WHAT TO DO: Copy out each line of the listing below in which the string "Compound" occurs.

INFORMATION PROVIDED:
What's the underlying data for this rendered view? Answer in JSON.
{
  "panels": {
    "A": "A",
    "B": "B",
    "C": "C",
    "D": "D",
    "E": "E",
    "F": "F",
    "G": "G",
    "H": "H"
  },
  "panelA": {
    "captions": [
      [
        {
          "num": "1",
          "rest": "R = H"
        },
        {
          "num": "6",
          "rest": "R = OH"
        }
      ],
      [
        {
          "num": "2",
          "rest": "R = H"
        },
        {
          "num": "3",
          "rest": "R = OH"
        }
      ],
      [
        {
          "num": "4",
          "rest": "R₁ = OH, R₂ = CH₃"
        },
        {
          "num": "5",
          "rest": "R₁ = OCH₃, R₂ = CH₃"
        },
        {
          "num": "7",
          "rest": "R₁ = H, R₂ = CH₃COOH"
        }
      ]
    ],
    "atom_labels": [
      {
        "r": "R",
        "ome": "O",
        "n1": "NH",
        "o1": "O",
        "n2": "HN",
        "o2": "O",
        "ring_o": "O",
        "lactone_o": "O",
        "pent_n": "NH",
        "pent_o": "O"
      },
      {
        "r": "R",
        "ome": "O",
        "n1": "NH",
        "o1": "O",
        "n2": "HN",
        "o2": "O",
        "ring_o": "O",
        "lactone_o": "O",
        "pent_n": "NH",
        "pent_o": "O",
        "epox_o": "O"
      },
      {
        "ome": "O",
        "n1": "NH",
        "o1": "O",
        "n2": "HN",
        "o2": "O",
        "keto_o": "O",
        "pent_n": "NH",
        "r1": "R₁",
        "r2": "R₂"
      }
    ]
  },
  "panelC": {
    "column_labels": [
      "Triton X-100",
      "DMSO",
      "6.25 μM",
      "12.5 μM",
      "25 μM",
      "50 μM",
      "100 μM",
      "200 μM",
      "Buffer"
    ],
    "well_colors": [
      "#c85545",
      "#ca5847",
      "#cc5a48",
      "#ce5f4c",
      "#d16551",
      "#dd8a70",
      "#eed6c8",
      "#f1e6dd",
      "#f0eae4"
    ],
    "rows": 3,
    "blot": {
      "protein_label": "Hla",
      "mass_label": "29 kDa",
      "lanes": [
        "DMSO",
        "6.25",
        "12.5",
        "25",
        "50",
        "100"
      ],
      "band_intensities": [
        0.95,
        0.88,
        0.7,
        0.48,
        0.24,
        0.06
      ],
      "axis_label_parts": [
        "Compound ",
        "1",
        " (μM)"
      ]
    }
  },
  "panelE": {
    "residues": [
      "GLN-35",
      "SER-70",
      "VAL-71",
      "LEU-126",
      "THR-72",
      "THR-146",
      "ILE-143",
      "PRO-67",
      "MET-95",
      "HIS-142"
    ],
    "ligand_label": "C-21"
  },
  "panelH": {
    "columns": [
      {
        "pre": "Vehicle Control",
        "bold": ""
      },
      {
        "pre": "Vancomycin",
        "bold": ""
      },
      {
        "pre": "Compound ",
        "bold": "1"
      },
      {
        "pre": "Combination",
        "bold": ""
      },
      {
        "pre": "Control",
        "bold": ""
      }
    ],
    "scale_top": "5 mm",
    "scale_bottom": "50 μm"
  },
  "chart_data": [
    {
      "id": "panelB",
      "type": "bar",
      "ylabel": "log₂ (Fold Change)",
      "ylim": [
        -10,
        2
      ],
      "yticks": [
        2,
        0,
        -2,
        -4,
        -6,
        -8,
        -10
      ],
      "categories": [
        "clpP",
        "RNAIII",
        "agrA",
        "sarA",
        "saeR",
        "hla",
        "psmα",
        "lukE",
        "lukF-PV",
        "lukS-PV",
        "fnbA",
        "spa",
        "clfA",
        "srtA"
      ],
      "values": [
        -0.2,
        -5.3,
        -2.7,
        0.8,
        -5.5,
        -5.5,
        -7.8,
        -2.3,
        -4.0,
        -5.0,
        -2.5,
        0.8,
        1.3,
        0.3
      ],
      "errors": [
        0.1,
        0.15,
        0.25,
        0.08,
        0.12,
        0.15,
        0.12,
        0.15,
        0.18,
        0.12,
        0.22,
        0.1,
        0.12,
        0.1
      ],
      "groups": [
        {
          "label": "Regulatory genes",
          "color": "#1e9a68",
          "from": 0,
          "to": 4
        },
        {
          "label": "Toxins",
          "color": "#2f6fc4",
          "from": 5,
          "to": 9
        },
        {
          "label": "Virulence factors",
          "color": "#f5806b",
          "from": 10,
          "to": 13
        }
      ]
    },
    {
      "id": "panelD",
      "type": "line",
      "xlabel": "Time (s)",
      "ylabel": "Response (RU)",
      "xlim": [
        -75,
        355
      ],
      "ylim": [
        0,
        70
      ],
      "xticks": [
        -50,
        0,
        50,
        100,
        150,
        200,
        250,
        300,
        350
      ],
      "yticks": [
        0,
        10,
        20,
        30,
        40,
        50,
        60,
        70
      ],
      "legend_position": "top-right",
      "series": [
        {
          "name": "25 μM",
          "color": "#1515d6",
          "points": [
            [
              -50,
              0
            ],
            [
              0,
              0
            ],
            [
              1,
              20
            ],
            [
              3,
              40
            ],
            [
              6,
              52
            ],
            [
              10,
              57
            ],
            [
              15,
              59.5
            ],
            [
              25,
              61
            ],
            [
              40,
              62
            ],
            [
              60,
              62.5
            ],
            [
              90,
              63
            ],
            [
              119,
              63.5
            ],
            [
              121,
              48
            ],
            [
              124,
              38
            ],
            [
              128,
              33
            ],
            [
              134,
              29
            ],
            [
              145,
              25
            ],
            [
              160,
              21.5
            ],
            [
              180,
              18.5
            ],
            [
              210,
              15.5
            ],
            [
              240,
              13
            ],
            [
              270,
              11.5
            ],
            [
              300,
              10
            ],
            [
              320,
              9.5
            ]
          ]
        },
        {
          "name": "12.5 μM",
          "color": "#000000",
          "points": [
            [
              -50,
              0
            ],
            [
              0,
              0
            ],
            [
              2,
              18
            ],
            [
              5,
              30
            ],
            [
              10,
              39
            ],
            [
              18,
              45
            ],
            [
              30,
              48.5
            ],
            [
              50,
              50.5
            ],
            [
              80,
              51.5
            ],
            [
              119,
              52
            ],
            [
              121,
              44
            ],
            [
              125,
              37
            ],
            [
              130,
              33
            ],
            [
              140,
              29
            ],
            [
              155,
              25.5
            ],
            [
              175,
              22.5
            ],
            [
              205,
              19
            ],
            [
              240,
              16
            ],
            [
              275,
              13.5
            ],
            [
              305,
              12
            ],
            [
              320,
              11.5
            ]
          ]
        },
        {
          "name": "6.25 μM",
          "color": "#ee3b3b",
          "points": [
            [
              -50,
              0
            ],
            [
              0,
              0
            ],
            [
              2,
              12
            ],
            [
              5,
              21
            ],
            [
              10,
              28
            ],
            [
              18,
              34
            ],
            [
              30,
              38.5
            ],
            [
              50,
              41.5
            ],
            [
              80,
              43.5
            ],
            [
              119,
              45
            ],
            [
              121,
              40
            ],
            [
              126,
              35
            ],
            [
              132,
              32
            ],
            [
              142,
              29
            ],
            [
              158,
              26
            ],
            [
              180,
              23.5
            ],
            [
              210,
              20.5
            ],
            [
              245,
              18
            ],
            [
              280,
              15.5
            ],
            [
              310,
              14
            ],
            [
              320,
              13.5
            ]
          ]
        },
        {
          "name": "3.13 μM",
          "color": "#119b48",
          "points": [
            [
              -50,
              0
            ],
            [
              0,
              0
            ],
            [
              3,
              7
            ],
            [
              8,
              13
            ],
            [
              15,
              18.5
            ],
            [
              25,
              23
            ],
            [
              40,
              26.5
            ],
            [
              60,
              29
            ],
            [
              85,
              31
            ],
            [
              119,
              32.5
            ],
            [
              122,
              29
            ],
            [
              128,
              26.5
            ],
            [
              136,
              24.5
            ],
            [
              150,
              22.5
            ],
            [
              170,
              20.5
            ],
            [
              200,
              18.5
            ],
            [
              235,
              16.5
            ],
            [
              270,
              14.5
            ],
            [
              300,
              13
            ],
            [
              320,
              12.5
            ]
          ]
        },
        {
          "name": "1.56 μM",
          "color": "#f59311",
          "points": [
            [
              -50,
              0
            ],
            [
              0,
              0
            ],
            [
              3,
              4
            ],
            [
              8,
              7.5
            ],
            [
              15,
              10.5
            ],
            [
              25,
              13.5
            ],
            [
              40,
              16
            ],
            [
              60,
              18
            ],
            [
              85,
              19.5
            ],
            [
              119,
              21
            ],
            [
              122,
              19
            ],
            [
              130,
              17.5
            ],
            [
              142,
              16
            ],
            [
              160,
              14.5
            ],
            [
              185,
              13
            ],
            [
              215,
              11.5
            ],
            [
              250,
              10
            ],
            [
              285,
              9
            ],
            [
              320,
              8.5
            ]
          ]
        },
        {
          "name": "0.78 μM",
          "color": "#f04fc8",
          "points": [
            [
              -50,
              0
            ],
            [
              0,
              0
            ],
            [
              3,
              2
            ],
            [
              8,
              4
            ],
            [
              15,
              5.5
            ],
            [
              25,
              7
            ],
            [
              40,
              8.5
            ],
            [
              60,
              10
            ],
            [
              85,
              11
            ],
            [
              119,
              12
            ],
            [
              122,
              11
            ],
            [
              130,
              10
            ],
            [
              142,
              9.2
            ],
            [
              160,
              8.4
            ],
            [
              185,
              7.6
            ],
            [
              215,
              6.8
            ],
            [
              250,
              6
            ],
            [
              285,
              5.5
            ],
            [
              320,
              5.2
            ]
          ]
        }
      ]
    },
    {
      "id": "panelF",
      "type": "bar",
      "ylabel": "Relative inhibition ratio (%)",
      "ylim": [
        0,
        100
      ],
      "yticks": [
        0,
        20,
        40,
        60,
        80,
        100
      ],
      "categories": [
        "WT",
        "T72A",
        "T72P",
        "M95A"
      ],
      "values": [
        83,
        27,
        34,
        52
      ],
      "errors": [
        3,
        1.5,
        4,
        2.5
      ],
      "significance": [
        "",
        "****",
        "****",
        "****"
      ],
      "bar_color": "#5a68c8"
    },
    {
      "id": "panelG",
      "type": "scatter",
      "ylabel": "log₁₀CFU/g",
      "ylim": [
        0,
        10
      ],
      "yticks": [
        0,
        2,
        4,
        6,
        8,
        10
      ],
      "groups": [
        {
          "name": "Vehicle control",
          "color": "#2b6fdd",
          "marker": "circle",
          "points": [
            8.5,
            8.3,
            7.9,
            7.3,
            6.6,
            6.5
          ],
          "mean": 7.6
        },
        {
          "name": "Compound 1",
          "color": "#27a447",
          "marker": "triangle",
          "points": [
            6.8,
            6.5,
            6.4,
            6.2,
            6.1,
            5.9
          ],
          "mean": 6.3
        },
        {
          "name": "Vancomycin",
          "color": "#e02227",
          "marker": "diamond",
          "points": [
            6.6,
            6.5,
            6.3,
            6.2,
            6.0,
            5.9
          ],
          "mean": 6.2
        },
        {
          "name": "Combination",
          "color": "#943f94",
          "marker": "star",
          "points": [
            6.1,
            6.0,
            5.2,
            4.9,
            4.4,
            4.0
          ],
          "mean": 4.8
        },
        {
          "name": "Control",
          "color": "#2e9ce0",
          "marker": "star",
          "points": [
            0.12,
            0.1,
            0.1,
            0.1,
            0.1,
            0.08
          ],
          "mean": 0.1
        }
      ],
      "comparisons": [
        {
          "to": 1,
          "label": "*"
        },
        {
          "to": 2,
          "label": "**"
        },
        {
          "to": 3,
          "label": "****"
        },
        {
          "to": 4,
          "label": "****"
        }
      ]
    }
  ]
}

RESPONSE BELOW:
        "Compound ",
        "pre": "Compound ",
          "name": "Compound 1",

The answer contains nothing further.